Records from a data source
====
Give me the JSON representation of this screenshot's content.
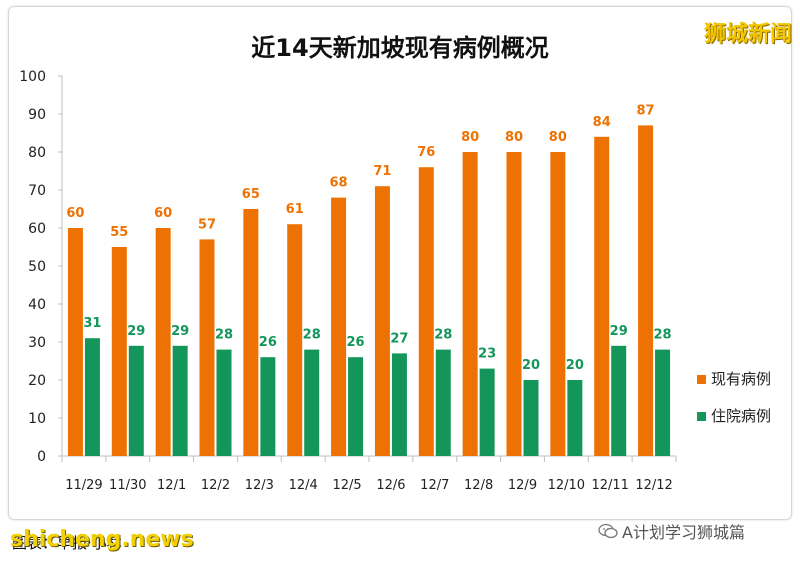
{
  "chart_data": {
    "type": "bar",
    "title": "近14天新加坡现有病例概况",
    "categories": [
      "11/29",
      "11/30",
      "12/1",
      "12/2",
      "12/3",
      "12/4",
      "12/5",
      "12/6",
      "12/7",
      "12/8",
      "12/9",
      "12/10",
      "12/11",
      "12/12"
    ],
    "series": [
      {
        "name": "现有病例",
        "color": "#ee7203",
        "values": [
          60,
          55,
          60,
          57,
          65,
          61,
          68,
          71,
          76,
          80,
          80,
          80,
          84,
          87
        ]
      },
      {
        "name": "住院病例",
        "color": "#14955a",
        "values": [
          31,
          29,
          29,
          28,
          26,
          28,
          26,
          27,
          28,
          23,
          20,
          20,
          29,
          28
        ]
      }
    ],
    "ylim": [
      0,
      100
    ],
    "yticks": [
      0,
      10,
      20,
      30,
      40,
      50,
      60,
      70,
      80,
      90,
      100
    ],
    "grid": false,
    "legend": "right",
    "xlabel": "",
    "ylabel": ""
  },
  "brand": "狮城新闻",
  "footer": {
    "source": "图表：早报·小林",
    "site": "shicheng.news",
    "wechat": "A计划学习狮城篇"
  }
}
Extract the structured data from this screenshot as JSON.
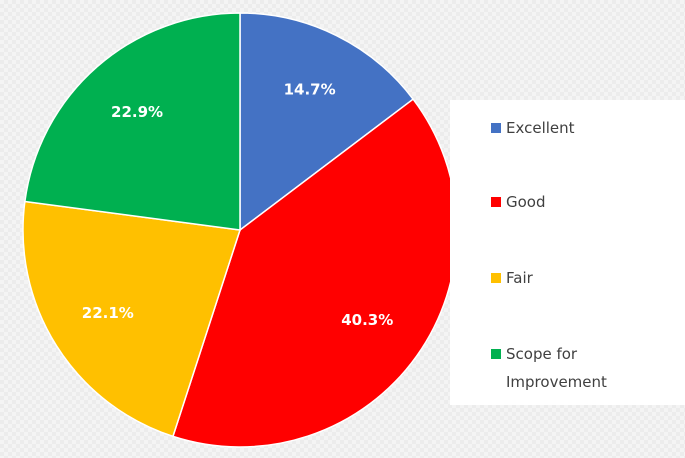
{
  "chart_data": {
    "type": "pie",
    "categories": [
      "Excellent",
      "Good",
      "Fair",
      "Scope for Improvement"
    ],
    "values": [
      14.7,
      40.3,
      22.1,
      22.9
    ],
    "value_labels": [
      "14.7%",
      "40.3%",
      "22.1%",
      "22.9%"
    ],
    "colors": [
      "#4472c4",
      "#ff0000",
      "#ffc000",
      "#00b050"
    ],
    "legend": "right"
  }
}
====
> Problem to solve:
From start to finish, output the listing exactly, but omit its pictures.

> Solution:
Give me the JSON representation of this screenshot's content.
{
  "chart_data": {
    "type": "bar",
    "title": "近14天新加坡现有病例概况",
    "categories": [
      "11/29",
      "11/30",
      "12/1",
      "12/2",
      "12/3",
      "12/4",
      "12/5",
      "12/6",
      "12/7",
      "12/8",
      "12/9",
      "12/10",
      "12/11",
      "12/12"
    ],
    "series": [
      {
        "name": "现有病例",
        "color": "#ee7203",
        "values": [
          60,
          55,
          60,
          57,
          65,
          61,
          68,
          71,
          76,
          80,
          80,
          80,
          84,
          87
        ]
      },
      {
        "name": "住院病例",
        "color": "#14955a",
        "values": [
          31,
          29,
          29,
          28,
          26,
          28,
          26,
          27,
          28,
          23,
          20,
          20,
          29,
          28
        ]
      }
    ],
    "ylim": [
      0,
      100
    ],
    "yticks": [
      0,
      10,
      20,
      30,
      40,
      50,
      60,
      70,
      80,
      90,
      100
    ],
    "grid": false,
    "legend": "right",
    "xlabel": "",
    "ylabel": ""
  },
  "brand": "狮城新闻",
  "footer": {
    "source": "图表：早报·小林",
    "site": "shicheng.news",
    "wechat": "A计划学习狮城篇"
  }
}
Extract the structured data from this screenshot as JSON.
{
  "chart_data": {
    "type": "pie",
    "categories": [
      "Excellent",
      "Good",
      "Fair",
      "Scope for Improvement"
    ],
    "values": [
      14.7,
      40.3,
      22.1,
      22.9
    ],
    "value_labels": [
      "14.7%",
      "40.3%",
      "22.1%",
      "22.9%"
    ],
    "colors": [
      "#4472c4",
      "#ff0000",
      "#ffc000",
      "#00b050"
    ],
    "legend": "right"
  }
}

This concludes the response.